---------- Recorded data
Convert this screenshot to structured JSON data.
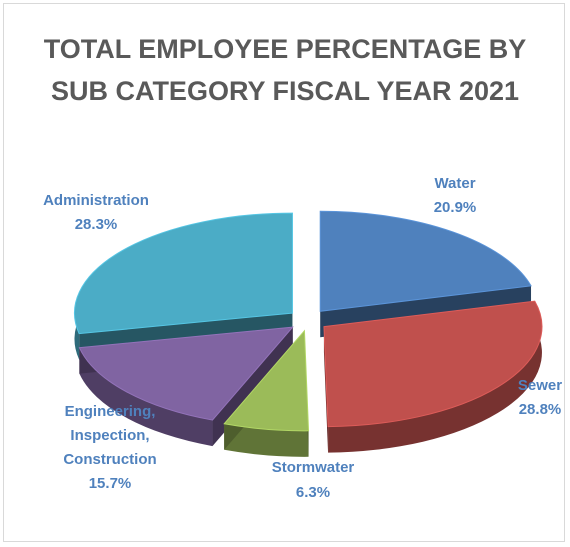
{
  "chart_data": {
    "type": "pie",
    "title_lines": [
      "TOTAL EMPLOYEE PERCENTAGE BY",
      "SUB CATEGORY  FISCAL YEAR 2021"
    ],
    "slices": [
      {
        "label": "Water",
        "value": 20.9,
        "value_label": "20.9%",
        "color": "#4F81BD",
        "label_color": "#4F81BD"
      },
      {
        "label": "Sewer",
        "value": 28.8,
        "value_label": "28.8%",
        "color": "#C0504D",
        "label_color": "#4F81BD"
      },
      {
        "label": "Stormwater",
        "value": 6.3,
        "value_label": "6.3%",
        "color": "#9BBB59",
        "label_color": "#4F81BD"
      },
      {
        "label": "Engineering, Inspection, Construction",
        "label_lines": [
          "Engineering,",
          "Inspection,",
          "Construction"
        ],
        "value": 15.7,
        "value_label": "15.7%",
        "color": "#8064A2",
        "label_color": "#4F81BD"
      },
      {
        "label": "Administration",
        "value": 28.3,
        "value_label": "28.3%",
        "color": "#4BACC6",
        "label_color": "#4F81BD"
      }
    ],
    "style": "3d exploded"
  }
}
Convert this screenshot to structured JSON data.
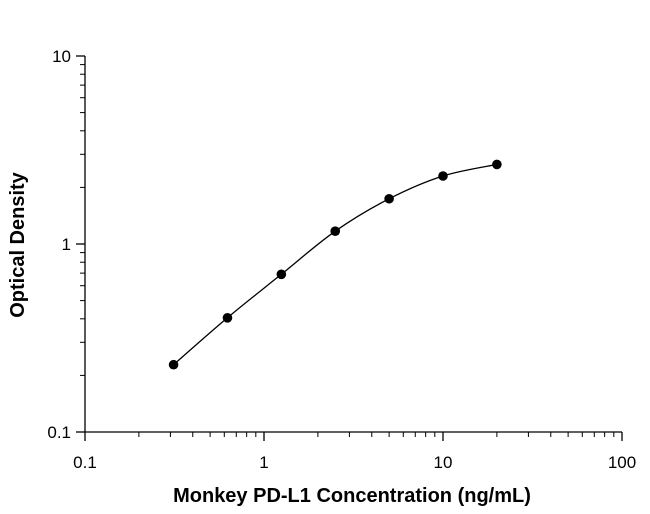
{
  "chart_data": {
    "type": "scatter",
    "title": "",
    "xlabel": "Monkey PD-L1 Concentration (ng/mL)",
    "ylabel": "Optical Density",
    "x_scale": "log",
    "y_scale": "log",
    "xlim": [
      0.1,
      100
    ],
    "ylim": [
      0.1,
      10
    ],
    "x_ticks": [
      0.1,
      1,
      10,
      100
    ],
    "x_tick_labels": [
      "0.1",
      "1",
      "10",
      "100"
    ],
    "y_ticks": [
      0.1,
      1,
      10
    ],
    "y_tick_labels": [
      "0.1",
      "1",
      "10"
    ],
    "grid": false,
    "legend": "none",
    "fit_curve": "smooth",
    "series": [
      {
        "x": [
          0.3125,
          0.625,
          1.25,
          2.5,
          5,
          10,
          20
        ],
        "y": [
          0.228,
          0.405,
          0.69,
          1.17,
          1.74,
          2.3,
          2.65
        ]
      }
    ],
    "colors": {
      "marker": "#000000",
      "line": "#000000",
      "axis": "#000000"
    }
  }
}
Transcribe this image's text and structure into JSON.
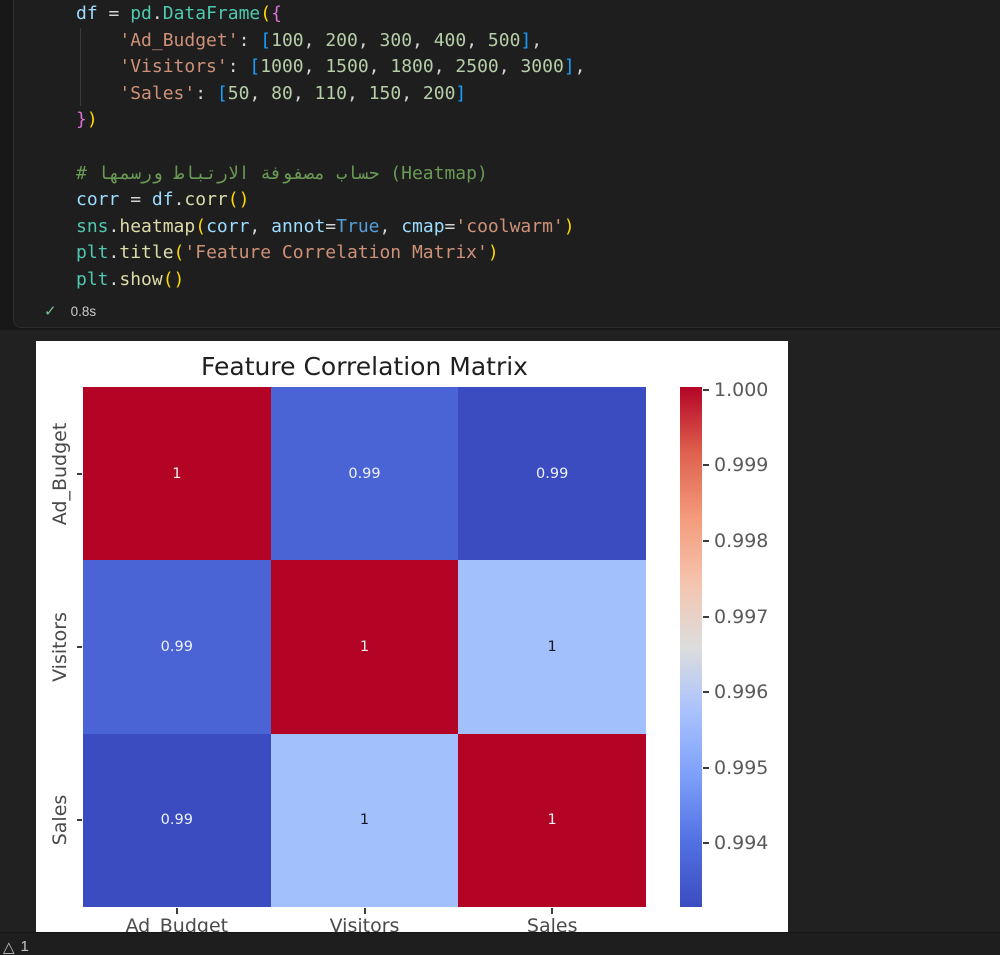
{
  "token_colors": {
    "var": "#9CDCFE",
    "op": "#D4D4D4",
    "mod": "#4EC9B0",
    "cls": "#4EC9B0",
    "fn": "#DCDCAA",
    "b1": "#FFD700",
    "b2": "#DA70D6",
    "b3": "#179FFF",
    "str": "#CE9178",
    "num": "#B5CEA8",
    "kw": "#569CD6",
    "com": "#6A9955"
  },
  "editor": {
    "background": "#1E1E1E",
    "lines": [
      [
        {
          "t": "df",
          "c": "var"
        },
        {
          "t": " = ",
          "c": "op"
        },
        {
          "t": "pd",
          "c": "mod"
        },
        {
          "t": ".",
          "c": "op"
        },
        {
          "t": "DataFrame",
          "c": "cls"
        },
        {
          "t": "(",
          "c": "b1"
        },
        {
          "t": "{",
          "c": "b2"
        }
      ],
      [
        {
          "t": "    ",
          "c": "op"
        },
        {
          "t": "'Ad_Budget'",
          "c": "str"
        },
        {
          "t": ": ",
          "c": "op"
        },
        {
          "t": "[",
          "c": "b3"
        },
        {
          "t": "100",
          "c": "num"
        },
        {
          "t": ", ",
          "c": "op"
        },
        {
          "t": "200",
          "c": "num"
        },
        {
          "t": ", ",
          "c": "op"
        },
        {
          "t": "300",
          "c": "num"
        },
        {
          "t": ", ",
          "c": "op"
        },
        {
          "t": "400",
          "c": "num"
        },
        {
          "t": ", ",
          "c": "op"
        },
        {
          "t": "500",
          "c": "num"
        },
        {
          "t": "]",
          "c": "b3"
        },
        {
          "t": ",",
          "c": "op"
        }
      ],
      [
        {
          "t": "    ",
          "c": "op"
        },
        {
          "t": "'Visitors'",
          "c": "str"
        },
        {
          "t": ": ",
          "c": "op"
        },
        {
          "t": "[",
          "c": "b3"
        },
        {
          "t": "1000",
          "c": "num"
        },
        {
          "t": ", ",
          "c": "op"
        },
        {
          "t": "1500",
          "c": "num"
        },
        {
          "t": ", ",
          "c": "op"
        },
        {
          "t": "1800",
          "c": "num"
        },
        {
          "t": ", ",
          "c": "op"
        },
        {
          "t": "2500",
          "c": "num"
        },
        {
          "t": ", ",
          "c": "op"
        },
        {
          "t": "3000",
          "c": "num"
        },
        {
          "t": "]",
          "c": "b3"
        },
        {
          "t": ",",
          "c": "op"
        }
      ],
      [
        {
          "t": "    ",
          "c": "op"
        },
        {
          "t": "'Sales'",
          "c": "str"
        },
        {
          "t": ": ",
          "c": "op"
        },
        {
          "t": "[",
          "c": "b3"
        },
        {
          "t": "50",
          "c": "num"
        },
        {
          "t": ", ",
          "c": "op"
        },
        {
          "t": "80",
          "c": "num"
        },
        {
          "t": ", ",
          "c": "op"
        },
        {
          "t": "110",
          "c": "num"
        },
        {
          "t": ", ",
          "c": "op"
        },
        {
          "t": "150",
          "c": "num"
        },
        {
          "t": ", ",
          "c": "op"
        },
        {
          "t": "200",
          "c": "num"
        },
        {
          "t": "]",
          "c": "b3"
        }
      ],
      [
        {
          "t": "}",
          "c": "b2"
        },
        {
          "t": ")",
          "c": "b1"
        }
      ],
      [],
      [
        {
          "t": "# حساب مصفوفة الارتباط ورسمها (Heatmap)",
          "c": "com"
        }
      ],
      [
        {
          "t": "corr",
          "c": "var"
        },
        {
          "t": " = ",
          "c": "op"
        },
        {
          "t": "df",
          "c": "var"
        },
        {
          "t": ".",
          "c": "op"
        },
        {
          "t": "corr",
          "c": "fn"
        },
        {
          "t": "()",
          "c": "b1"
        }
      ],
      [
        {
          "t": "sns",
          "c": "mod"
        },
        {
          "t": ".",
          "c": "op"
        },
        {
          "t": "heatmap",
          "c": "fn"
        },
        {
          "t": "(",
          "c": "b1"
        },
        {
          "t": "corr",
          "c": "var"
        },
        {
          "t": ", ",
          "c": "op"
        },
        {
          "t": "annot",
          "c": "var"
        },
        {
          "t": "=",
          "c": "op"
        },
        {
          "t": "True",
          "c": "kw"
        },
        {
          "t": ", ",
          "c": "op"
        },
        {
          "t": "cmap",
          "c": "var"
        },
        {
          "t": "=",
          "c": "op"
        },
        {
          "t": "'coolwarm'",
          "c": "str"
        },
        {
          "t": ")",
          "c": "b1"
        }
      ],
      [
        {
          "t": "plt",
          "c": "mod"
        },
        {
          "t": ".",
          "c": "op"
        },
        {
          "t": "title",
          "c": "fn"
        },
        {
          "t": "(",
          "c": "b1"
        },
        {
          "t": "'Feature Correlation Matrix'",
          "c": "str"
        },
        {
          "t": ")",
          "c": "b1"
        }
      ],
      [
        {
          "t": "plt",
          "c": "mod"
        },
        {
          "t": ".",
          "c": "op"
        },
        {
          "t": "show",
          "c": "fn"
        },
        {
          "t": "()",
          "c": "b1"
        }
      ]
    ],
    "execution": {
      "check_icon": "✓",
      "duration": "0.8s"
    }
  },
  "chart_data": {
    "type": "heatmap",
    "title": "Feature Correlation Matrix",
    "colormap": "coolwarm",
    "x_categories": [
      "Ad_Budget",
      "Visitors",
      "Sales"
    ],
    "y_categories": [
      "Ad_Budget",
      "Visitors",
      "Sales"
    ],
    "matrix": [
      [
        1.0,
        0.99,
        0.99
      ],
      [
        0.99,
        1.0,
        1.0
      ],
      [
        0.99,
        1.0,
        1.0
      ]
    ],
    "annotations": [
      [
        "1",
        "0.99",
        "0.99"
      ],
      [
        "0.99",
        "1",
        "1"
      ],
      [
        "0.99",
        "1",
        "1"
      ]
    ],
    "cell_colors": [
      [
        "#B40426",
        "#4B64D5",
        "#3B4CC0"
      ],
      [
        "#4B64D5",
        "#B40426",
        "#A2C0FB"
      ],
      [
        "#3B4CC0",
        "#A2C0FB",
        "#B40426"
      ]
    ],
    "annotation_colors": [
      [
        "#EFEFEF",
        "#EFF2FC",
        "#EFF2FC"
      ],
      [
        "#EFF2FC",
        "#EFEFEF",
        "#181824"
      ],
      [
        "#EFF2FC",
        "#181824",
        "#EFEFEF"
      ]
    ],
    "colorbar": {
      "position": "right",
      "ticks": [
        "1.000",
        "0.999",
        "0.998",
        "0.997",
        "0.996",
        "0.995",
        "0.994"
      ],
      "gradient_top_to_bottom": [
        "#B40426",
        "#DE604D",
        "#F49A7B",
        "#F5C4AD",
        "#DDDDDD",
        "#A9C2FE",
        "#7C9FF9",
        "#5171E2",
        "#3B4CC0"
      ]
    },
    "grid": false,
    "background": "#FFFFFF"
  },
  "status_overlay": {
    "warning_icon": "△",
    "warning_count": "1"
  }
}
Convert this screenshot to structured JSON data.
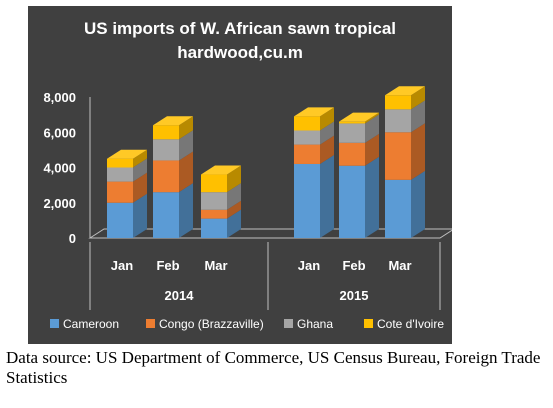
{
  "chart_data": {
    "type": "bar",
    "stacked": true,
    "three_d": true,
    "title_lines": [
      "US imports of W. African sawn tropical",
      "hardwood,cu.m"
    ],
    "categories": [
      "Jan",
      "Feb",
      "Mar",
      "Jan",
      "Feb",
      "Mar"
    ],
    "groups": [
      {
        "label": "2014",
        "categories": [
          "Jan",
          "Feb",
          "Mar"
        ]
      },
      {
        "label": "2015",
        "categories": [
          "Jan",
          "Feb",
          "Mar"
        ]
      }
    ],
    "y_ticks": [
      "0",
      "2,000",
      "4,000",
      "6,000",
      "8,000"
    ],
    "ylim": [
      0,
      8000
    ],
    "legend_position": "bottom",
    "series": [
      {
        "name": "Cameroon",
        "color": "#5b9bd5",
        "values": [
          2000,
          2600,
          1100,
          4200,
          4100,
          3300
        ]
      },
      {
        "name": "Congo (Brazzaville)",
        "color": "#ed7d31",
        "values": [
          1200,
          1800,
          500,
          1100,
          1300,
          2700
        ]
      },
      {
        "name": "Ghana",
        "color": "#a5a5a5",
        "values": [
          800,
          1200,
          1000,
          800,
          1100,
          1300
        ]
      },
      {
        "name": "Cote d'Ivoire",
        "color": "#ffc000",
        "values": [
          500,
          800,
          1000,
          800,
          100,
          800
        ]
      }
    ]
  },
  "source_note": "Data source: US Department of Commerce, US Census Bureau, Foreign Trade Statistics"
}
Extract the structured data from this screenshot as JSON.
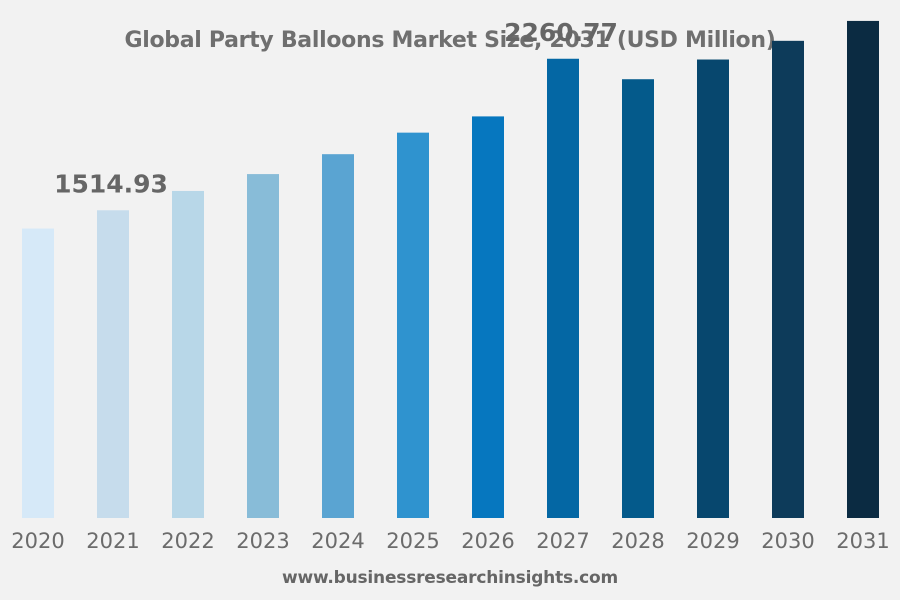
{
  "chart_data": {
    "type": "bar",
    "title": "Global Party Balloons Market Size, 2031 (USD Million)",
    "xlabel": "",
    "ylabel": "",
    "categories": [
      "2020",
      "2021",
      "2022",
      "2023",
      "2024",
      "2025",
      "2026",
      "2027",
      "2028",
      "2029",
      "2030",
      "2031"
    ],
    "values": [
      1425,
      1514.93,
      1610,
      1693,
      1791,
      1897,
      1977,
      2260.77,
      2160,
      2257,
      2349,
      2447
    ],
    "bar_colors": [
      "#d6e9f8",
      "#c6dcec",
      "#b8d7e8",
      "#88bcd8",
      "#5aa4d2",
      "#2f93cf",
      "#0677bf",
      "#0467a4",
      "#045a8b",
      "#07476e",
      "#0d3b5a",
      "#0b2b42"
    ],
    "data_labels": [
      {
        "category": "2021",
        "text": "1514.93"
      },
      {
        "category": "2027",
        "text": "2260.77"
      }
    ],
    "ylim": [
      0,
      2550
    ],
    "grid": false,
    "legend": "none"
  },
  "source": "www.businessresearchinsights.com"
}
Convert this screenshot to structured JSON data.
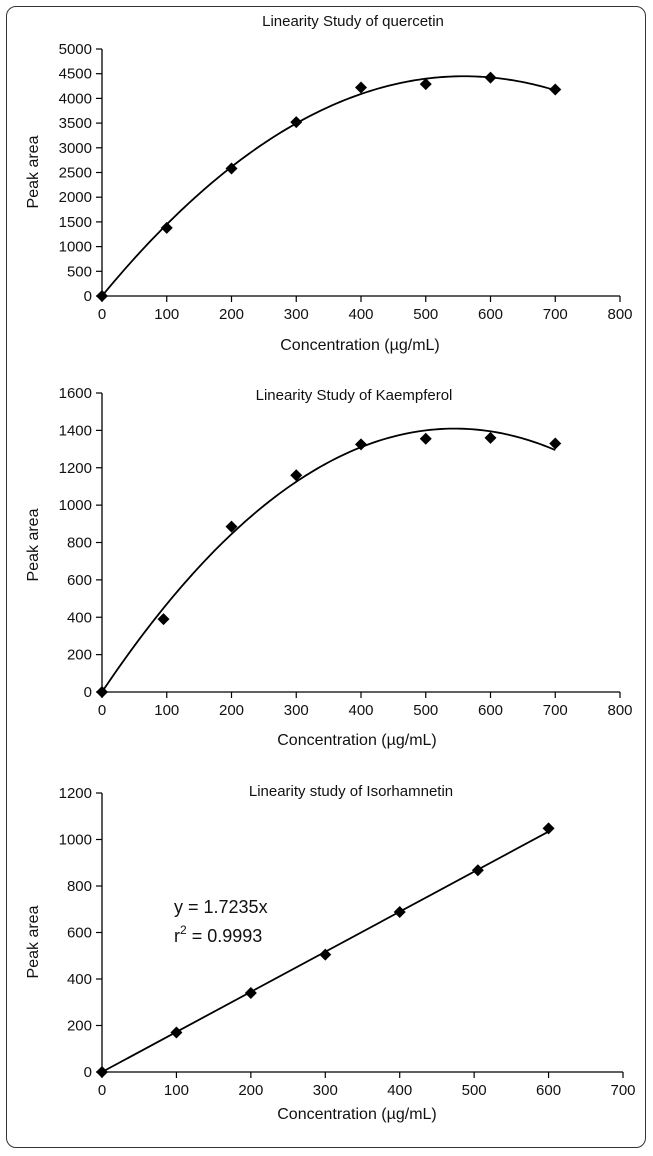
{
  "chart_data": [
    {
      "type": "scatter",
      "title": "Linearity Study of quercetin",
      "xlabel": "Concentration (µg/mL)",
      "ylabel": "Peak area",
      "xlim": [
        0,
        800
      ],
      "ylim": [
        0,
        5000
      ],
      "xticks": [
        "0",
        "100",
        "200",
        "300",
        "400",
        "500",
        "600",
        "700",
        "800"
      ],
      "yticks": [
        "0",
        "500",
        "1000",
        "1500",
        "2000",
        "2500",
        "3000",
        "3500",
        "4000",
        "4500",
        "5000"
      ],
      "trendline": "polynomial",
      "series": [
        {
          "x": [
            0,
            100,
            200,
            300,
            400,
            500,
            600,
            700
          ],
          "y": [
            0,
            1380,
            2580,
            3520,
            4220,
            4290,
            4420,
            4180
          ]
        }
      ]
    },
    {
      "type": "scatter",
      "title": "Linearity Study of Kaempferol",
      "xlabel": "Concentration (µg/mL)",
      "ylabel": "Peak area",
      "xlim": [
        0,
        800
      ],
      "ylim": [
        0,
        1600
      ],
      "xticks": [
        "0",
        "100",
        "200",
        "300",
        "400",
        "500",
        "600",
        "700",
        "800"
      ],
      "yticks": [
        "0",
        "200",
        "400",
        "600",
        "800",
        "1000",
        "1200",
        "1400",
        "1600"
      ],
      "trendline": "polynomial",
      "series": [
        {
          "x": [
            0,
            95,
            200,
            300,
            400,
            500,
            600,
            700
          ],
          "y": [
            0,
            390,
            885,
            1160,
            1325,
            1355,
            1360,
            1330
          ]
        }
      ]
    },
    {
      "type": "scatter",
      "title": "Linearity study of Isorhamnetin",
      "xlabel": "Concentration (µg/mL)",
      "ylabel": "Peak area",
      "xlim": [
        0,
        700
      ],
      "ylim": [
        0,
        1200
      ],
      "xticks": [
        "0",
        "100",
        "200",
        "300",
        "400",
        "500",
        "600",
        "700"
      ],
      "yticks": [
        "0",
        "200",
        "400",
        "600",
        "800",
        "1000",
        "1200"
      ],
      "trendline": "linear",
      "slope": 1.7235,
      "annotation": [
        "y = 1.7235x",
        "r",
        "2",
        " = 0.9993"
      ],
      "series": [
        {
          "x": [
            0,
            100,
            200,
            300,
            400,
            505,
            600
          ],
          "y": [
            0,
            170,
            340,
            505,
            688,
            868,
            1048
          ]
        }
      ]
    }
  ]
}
--------------------
Required work ::
Gather and return every line that holds the string "Inspection".

Correct response ::
        "label": "Engineering, Inspection, Construction",
          "Inspection,",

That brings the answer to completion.